* Recorded data:
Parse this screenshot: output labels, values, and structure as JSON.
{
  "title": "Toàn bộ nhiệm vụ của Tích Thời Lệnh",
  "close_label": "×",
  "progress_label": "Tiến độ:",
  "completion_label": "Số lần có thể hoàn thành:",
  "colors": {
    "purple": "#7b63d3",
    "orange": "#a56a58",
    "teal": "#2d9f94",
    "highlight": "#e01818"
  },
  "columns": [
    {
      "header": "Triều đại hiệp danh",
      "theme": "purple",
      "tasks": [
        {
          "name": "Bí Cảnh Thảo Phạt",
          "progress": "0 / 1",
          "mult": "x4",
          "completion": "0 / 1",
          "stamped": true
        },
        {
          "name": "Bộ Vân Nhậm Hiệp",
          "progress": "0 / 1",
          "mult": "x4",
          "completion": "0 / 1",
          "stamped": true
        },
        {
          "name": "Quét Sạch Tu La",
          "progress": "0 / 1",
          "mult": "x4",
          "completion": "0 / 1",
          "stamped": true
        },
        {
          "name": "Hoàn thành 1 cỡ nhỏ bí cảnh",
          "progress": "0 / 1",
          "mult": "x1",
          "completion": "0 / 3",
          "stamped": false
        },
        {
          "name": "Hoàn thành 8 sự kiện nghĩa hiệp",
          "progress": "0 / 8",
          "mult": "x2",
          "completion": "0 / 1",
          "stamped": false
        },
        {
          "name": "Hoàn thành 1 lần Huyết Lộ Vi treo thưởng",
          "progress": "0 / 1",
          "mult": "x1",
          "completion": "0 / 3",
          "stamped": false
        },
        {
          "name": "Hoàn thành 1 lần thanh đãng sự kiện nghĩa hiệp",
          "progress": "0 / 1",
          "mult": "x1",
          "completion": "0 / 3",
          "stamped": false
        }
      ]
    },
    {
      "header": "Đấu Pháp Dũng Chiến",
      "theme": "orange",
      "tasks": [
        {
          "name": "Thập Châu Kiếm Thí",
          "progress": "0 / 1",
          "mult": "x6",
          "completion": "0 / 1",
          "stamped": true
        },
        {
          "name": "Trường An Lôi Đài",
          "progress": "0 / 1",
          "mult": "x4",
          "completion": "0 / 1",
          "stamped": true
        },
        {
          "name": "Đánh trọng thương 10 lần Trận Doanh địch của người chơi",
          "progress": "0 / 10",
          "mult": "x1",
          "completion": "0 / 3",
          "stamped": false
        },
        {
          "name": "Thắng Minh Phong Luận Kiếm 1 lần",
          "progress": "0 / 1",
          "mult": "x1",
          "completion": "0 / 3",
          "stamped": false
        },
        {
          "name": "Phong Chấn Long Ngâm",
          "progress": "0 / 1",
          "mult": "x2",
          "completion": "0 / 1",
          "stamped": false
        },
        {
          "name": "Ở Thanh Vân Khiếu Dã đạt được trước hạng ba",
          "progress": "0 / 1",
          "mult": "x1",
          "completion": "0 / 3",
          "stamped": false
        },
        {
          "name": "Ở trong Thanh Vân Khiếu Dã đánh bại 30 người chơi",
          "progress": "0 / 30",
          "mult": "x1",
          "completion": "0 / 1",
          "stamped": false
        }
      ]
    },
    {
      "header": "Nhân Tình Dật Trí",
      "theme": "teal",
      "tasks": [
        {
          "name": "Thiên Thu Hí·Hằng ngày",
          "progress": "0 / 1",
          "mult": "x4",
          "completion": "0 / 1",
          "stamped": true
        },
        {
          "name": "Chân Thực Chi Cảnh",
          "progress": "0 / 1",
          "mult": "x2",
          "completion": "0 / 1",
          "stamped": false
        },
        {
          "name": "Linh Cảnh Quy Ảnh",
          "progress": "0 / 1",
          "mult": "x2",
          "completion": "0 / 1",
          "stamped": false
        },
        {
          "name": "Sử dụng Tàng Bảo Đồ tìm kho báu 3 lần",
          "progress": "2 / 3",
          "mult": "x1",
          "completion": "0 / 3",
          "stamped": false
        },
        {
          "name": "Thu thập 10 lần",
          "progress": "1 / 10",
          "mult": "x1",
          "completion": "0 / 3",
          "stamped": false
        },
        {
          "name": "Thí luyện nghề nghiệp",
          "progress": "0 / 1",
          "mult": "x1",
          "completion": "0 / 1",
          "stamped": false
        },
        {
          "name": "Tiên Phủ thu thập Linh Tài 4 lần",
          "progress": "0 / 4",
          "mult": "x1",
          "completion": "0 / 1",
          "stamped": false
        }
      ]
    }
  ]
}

* What is required:
Write out every line of the entries that holds the word "Phong".

* Exercise output:
          "name": "Thắng Minh Phong Luận Kiếm 1 lần",
          "name": "Phong Chấn Long Ngâm",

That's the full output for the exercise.